### RECORDS FOR PROCESSING

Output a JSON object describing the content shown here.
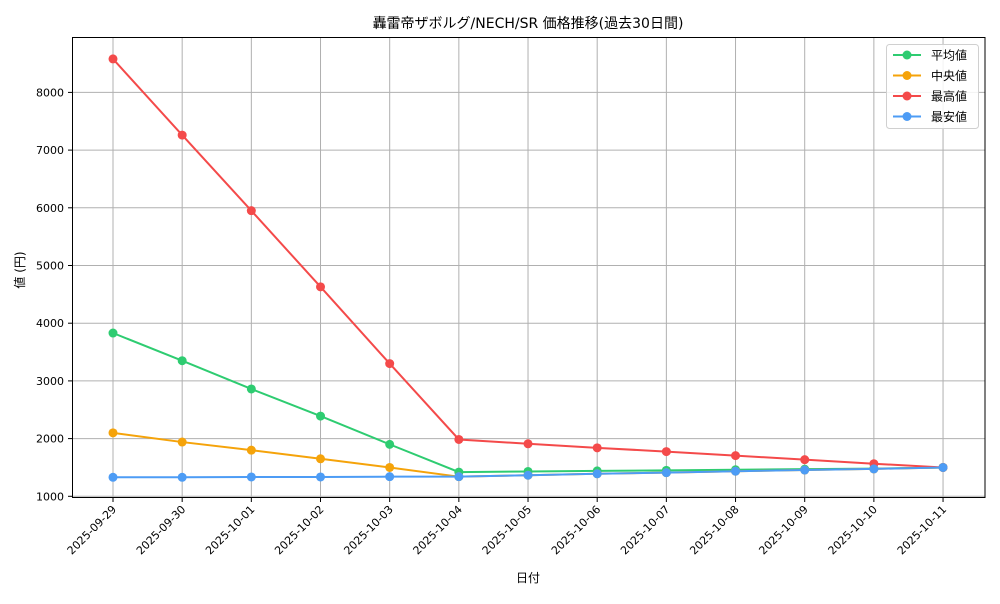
{
  "chart_data": {
    "type": "line",
    "title": "轟雷帝ザボルグ/NECH/SR 価格推移(過去30日間)",
    "xlabel": "日付",
    "ylabel": "値 (円)",
    "categories": [
      "2025-09-29",
      "2025-09-30",
      "2025-10-01",
      "2025-10-02",
      "2025-10-03",
      "2025-10-04",
      "2025-10-05",
      "2025-10-06",
      "2025-10-07",
      "2025-10-08",
      "2025-10-09",
      "2025-10-10",
      "2025-10-11"
    ],
    "yticks": [
      1000,
      2000,
      3000,
      4000,
      5000,
      6000,
      7000,
      8000
    ],
    "ylim": [
      970,
      8950
    ],
    "grid": true,
    "legend_position": "upper right",
    "series": [
      {
        "name": "平均値",
        "color": "#2ecc71",
        "values": [
          3830,
          3350,
          2860,
          2390,
          1900,
          1420,
          1430,
          1440,
          1450,
          1460,
          1470,
          1480,
          1500
        ]
      },
      {
        "name": "中央値",
        "color": "#f5a30a",
        "values": [
          2100,
          1940,
          1800,
          1650,
          1500,
          1340,
          1365,
          1390,
          1410,
          1435,
          1455,
          1475,
          1500
        ]
      },
      {
        "name": "最高値",
        "color": "#f44a4a",
        "values": [
          8580,
          7260,
          5950,
          4630,
          3300,
          1985,
          1910,
          1840,
          1775,
          1705,
          1635,
          1565,
          1500
        ]
      },
      {
        "name": "最安値",
        "color": "#4d9cf5",
        "values": [
          1330,
          1330,
          1335,
          1335,
          1340,
          1340,
          1365,
          1390,
          1410,
          1435,
          1455,
          1475,
          1500
        ]
      }
    ]
  }
}
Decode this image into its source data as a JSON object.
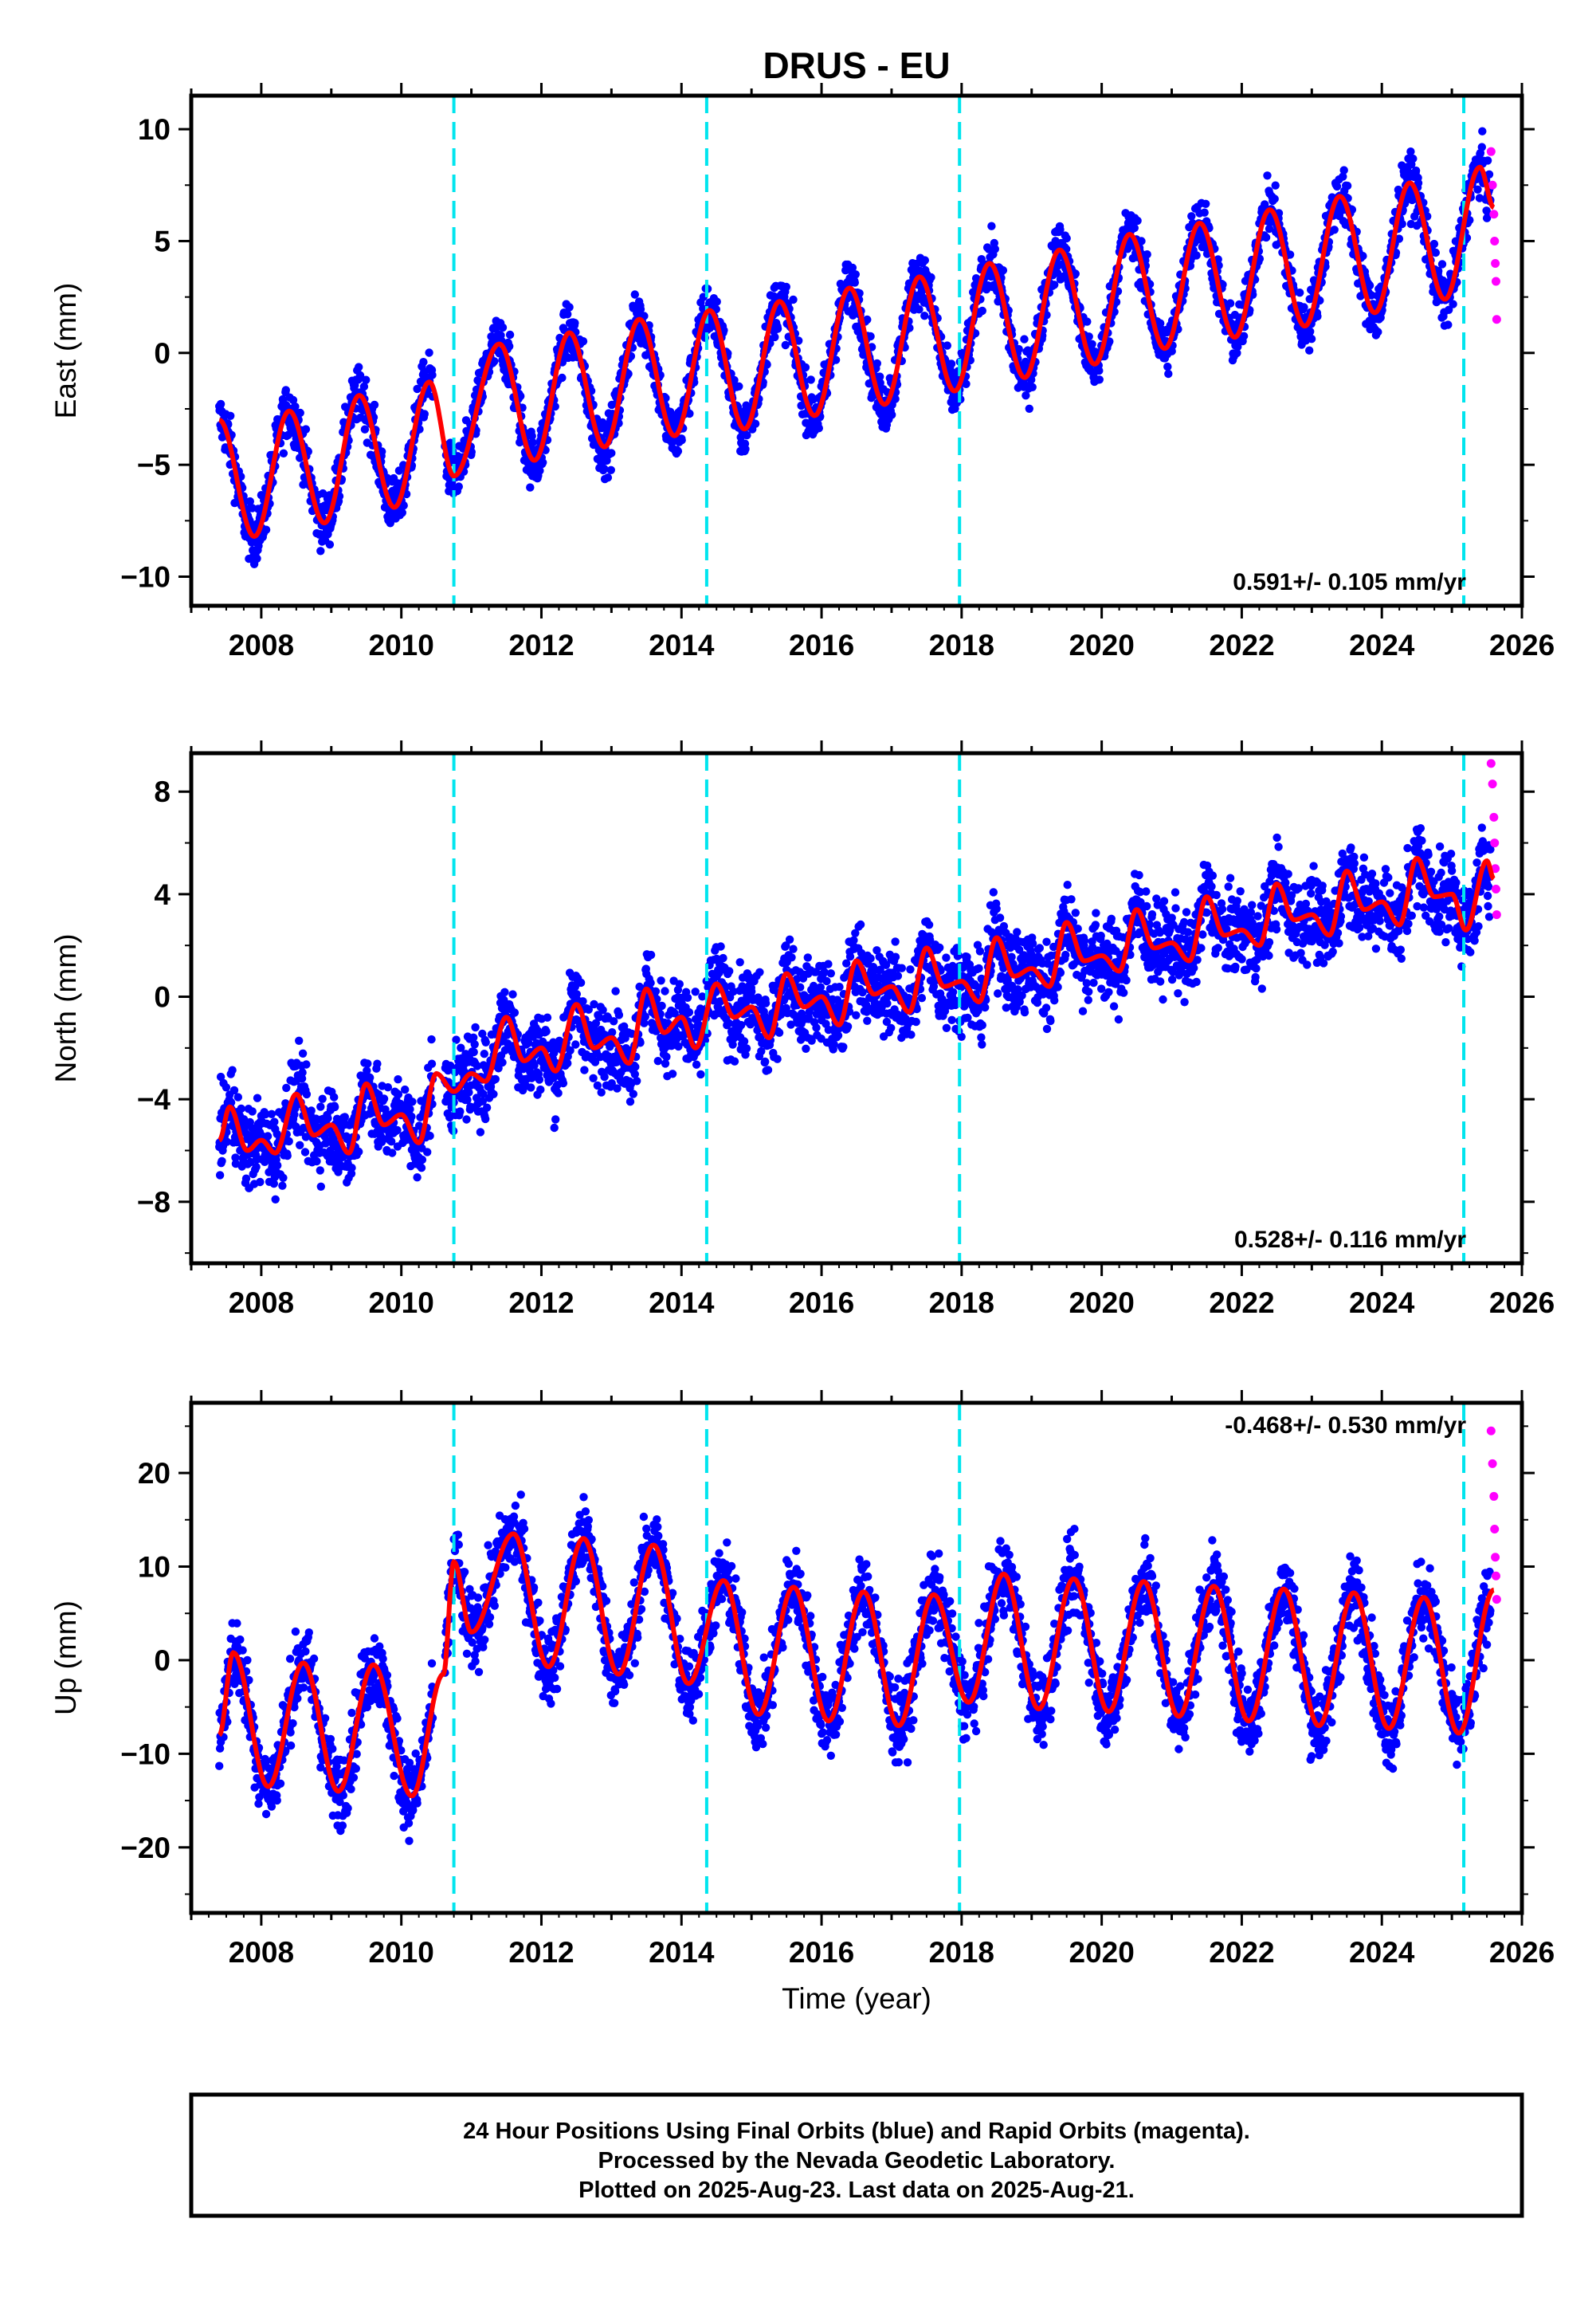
{
  "title": "DRUS - EU",
  "footer": {
    "line1": "24 Hour Positions Using Final Orbits (blue) and Rapid Orbits (magenta).",
    "line2": "Processed by the Nevada Geodetic Laboratory.",
    "line3": "Plotted on 2025-Aug-23. Last data on 2025-Aug-21."
  },
  "colors": {
    "final": "#0000ff",
    "rapid": "#ff00ff",
    "model": "#ff0000",
    "offset": "#00e5ee"
  },
  "chart_data": [
    {
      "type": "scatter",
      "ylabel": "East (mm)",
      "xlabel": "",
      "xlim": [
        2007.0,
        2026.0
      ],
      "ylim": [
        -11.3,
        11.5
      ],
      "xticks": [
        2008,
        2010,
        2012,
        2014,
        2016,
        2018,
        2020,
        2022,
        2024,
        2026
      ],
      "yticks": [
        -10,
        -5,
        0,
        5,
        10
      ],
      "rate_label": "0.591+/- 0.105 mm/yr",
      "offset_epochs": [
        2010.75,
        2014.36,
        2017.97,
        2025.17
      ],
      "model": {
        "x": [
          2007.4,
          2007.9,
          2008.4,
          2008.9,
          2009.4,
          2009.9,
          2010.4,
          2010.75,
          2011.4,
          2011.9,
          2012.4,
          2012.9,
          2013.4,
          2013.9,
          2014.4,
          2014.9,
          2015.4,
          2015.9,
          2016.4,
          2016.9,
          2017.4,
          2017.9,
          2018.4,
          2018.9,
          2019.4,
          2019.9,
          2020.4,
          2020.9,
          2021.4,
          2021.9,
          2022.4,
          2022.9,
          2023.4,
          2023.9,
          2024.4,
          2024.9,
          2025.4,
          2025.6
        ],
        "y": [
          -3.0,
          -8.2,
          -2.6,
          -7.6,
          -1.9,
          -6.9,
          -1.3,
          -5.5,
          0.4,
          -4.8,
          0.9,
          -4.2,
          1.5,
          -3.7,
          1.9,
          -3.4,
          2.3,
          -2.8,
          2.9,
          -2.3,
          3.4,
          -1.7,
          4.0,
          -1.1,
          4.6,
          -0.5,
          5.3,
          0.2,
          5.8,
          0.7,
          6.4,
          1.2,
          7.0,
          1.8,
          7.6,
          2.4,
          8.3,
          6.5
        ]
      },
      "scatter_spread": 1.2,
      "rapid": {
        "x": [
          2025.56,
          2025.58,
          2025.6,
          2025.61,
          2025.62,
          2025.63,
          2025.64
        ],
        "y": [
          9.0,
          7.5,
          6.2,
          5.0,
          4.0,
          3.2,
          1.5
        ]
      }
    },
    {
      "type": "scatter",
      "ylabel": "North (mm)",
      "xlabel": "",
      "xlim": [
        2007.0,
        2026.0
      ],
      "ylim": [
        -10.4,
        9.5
      ],
      "xticks": [
        2008,
        2010,
        2012,
        2014,
        2016,
        2018,
        2020,
        2022,
        2024,
        2026
      ],
      "yticks": [
        -8,
        -4,
        0,
        4,
        8
      ],
      "rate_label": "0.528+/- 0.116 mm/yr",
      "offset_epochs": [
        2010.75,
        2014.36,
        2017.97,
        2025.17
      ],
      "model": {
        "x": [
          2007.4,
          2007.55,
          2007.8,
          2008.0,
          2008.2,
          2008.5,
          2008.75,
          2009.0,
          2009.25,
          2009.5,
          2009.75,
          2010.0,
          2010.25,
          2010.5,
          2010.75,
          2011.0,
          2011.2,
          2011.5,
          2011.75,
          2012.0,
          2012.2,
          2012.5,
          2012.75,
          2013.0,
          2013.25,
          2013.5,
          2013.75,
          2014.0,
          2014.2,
          2014.5,
          2014.75,
          2015.0,
          2015.25,
          2015.5,
          2015.75,
          2016.0,
          2016.25,
          2016.5,
          2016.75,
          2017.0,
          2017.25,
          2017.5,
          2017.75,
          2018.0,
          2018.25,
          2018.5,
          2018.75,
          2019.0,
          2019.25,
          2019.5,
          2019.75,
          2020.0,
          2020.25,
          2020.5,
          2020.75,
          2021.0,
          2021.25,
          2021.5,
          2021.75,
          2022.0,
          2022.25,
          2022.5,
          2022.75,
          2023.0,
          2023.25,
          2023.5,
          2023.75,
          2024.0,
          2024.25,
          2024.5,
          2024.75,
          2025.0,
          2025.2,
          2025.5,
          2025.6
        ],
        "y": [
          -5.6,
          -4.3,
          -6.0,
          -5.6,
          -6.1,
          -3.8,
          -5.4,
          -5.0,
          -6.1,
          -3.4,
          -5.0,
          -4.6,
          -5.7,
          -3.0,
          -3.7,
          -3.0,
          -3.3,
          -0.8,
          -2.5,
          -2.0,
          -2.9,
          -0.3,
          -2.0,
          -1.6,
          -2.6,
          0.3,
          -1.4,
          -0.8,
          -2.0,
          0.5,
          -0.8,
          -0.4,
          -1.6,
          0.9,
          -0.4,
          0.0,
          -1.1,
          1.4,
          0.1,
          0.4,
          -0.6,
          1.9,
          0.4,
          0.6,
          -0.2,
          2.3,
          0.8,
          1.1,
          0.4,
          2.9,
          1.4,
          1.6,
          1.0,
          3.4,
          1.9,
          2.1,
          1.4,
          3.9,
          2.4,
          2.6,
          2.0,
          4.4,
          3.0,
          3.2,
          2.4,
          4.9,
          3.4,
          3.7,
          2.8,
          5.4,
          3.9,
          4.0,
          2.6,
          5.3,
          4.6
        ]
      },
      "scatter_spread": 1.6,
      "rapid": {
        "x": [
          2025.56,
          2025.58,
          2025.6,
          2025.61,
          2025.62,
          2025.63,
          2025.64
        ],
        "y": [
          9.1,
          8.3,
          7.0,
          6.0,
          5.0,
          4.2,
          3.2
        ]
      }
    },
    {
      "type": "scatter",
      "ylabel": "Up (mm)",
      "xlabel": "Time (year)",
      "xlim": [
        2007.0,
        2026.0
      ],
      "ylim": [
        -27.0,
        27.5
      ],
      "xticks": [
        2008,
        2010,
        2012,
        2014,
        2016,
        2018,
        2020,
        2022,
        2024,
        2026
      ],
      "yticks": [
        -20,
        -10,
        0,
        10,
        20
      ],
      "rate_label": "-0.468+/- 0.530 mm/yr",
      "offset_epochs": [
        2010.75,
        2014.36,
        2017.97,
        2025.17
      ],
      "model": {
        "x": [
          2007.4,
          2007.6,
          2008.1,
          2008.6,
          2009.1,
          2009.6,
          2010.15,
          2010.6,
          2010.75,
          2011.0,
          2011.6,
          2012.1,
          2012.6,
          2013.1,
          2013.6,
          2014.1,
          2014.6,
          2015.1,
          2015.6,
          2016.1,
          2016.6,
          2017.1,
          2017.6,
          2018.1,
          2018.6,
          2019.1,
          2019.6,
          2020.1,
          2020.6,
          2021.1,
          2021.6,
          2022.1,
          2022.6,
          2023.1,
          2023.6,
          2024.1,
          2024.6,
          2025.1,
          2025.6
        ],
        "y": [
          -8.0,
          0.8,
          -13.5,
          -0.3,
          -14.0,
          -0.5,
          -14.5,
          -1.5,
          10.5,
          3.0,
          13.5,
          -0.7,
          13.0,
          -1.5,
          12.3,
          -2.5,
          8.5,
          -5.8,
          7.8,
          -6.5,
          7.3,
          -7.0,
          7.0,
          -4.5,
          9.2,
          -5.2,
          8.7,
          -5.5,
          8.4,
          -6.0,
          7.9,
          -6.5,
          7.6,
          -7.0,
          7.2,
          -7.3,
          6.7,
          -7.8,
          7.5
        ]
      },
      "scatter_spread": 4.0,
      "rapid": {
        "x": [
          2025.56,
          2025.58,
          2025.6,
          2025.61,
          2025.62,
          2025.63,
          2025.64
        ],
        "y": [
          24.5,
          21.0,
          17.5,
          14.0,
          11.0,
          9.0,
          6.5
        ]
      }
    }
  ]
}
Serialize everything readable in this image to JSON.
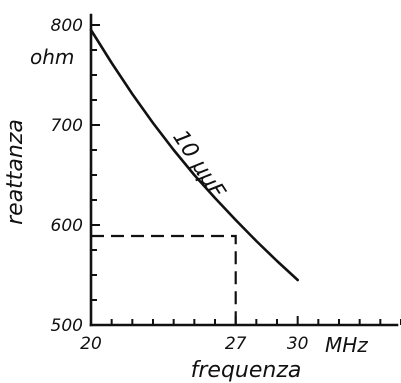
{
  "chart_data": {
    "type": "line",
    "x_ticks": [
      20,
      27,
      30
    ],
    "y_ticks": [
      500,
      600,
      700,
      800
    ],
    "xlim": [
      20,
      35
    ],
    "ylim": [
      500,
      810
    ],
    "x_unit": "MHz",
    "y_unit": "ohm",
    "xlabel": "frequenza",
    "ylabel": "reattanza",
    "grid": false,
    "series": [
      {
        "name": "10 µµF",
        "x": [
          20,
          21,
          22,
          23,
          24,
          25,
          26,
          27,
          28,
          29,
          30
        ],
        "y": [
          795,
          762,
          731,
          702,
          675,
          650,
          627,
          605,
          584,
          564,
          545
        ]
      }
    ],
    "annotation": {
      "x": 27,
      "y": 589
    }
  }
}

### INSTRUCTIONS FOR THE TASK
Pull out each line of the listing that holds the string "ylabel".

### FULL SOLUTION
    "ylabel": "値 (円)",
      "ylabel": "East (mm)",
      "ylabel": "North (mm)",
      "ylabel": "Up (mm)",
    "ylabel": "reattanza",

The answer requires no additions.